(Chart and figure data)
━━━━━━━━

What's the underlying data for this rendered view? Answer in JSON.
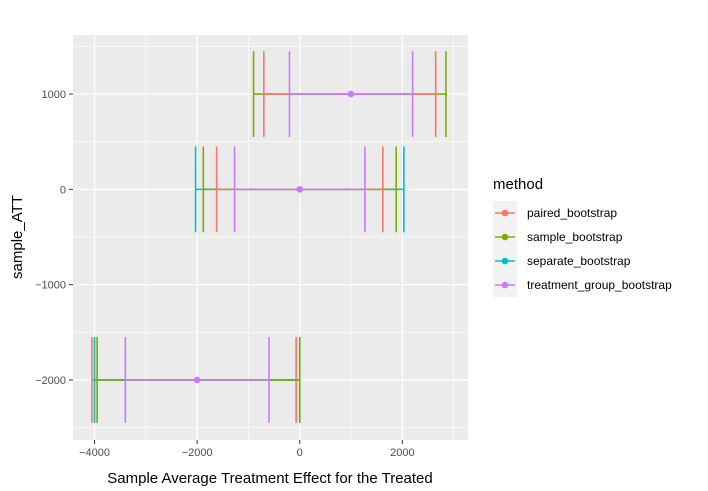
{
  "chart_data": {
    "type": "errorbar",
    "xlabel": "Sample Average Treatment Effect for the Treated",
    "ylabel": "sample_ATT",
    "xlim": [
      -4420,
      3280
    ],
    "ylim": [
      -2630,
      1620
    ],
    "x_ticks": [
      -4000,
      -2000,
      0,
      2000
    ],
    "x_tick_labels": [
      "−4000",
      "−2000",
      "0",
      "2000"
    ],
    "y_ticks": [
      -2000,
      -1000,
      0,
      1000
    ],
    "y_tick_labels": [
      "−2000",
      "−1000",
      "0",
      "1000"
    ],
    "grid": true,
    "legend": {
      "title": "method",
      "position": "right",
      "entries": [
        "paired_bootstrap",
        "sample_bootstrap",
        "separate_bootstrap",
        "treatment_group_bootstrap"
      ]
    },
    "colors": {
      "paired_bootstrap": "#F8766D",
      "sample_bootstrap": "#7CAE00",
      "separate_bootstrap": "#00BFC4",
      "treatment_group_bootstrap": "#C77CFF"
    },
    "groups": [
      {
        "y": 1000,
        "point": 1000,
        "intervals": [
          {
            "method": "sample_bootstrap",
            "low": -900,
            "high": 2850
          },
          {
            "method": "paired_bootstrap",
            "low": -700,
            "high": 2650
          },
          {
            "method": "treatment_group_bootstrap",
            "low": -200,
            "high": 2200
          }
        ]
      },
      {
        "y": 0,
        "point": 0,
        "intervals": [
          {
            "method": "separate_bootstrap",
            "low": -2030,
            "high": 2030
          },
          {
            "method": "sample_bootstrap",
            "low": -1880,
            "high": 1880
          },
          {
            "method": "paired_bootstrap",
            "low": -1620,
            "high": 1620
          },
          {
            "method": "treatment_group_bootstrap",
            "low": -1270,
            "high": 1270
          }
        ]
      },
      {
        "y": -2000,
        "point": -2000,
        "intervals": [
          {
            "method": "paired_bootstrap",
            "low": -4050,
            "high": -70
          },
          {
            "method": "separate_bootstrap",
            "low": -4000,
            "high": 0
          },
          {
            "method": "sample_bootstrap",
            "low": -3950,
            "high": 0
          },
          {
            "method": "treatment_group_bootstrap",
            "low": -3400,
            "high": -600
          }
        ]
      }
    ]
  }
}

━━━━━━━━

__Objective__.
Quote in full the listing given above; the images are to be left out.

__Reply__.
What's the underlying data for this rendered view? Answer in JSON.
{
  "chart_data": {
    "type": "errorbar",
    "xlabel": "Sample Average Treatment Effect for the Treated",
    "ylabel": "sample_ATT",
    "xlim": [
      -4420,
      3280
    ],
    "ylim": [
      -2630,
      1620
    ],
    "x_ticks": [
      -4000,
      -2000,
      0,
      2000
    ],
    "x_tick_labels": [
      "−4000",
      "−2000",
      "0",
      "2000"
    ],
    "y_ticks": [
      -2000,
      -1000,
      0,
      1000
    ],
    "y_tick_labels": [
      "−2000",
      "−1000",
      "0",
      "1000"
    ],
    "grid": true,
    "legend": {
      "title": "method",
      "position": "right",
      "entries": [
        "paired_bootstrap",
        "sample_bootstrap",
        "separate_bootstrap",
        "treatment_group_bootstrap"
      ]
    },
    "colors": {
      "paired_bootstrap": "#F8766D",
      "sample_bootstrap": "#7CAE00",
      "separate_bootstrap": "#00BFC4",
      "treatment_group_bootstrap": "#C77CFF"
    },
    "groups": [
      {
        "y": 1000,
        "point": 1000,
        "intervals": [
          {
            "method": "sample_bootstrap",
            "low": -900,
            "high": 2850
          },
          {
            "method": "paired_bootstrap",
            "low": -700,
            "high": 2650
          },
          {
            "method": "treatment_group_bootstrap",
            "low": -200,
            "high": 2200
          }
        ]
      },
      {
        "y": 0,
        "point": 0,
        "intervals": [
          {
            "method": "separate_bootstrap",
            "low": -2030,
            "high": 2030
          },
          {
            "method": "sample_bootstrap",
            "low": -1880,
            "high": 1880
          },
          {
            "method": "paired_bootstrap",
            "low": -1620,
            "high": 1620
          },
          {
            "method": "treatment_group_bootstrap",
            "low": -1270,
            "high": 1270
          }
        ]
      },
      {
        "y": -2000,
        "point": -2000,
        "intervals": [
          {
            "method": "paired_bootstrap",
            "low": -4050,
            "high": -70
          },
          {
            "method": "separate_bootstrap",
            "low": -4000,
            "high": 0
          },
          {
            "method": "sample_bootstrap",
            "low": -3950,
            "high": 0
          },
          {
            "method": "treatment_group_bootstrap",
            "low": -3400,
            "high": -600
          }
        ]
      }
    ]
  }
}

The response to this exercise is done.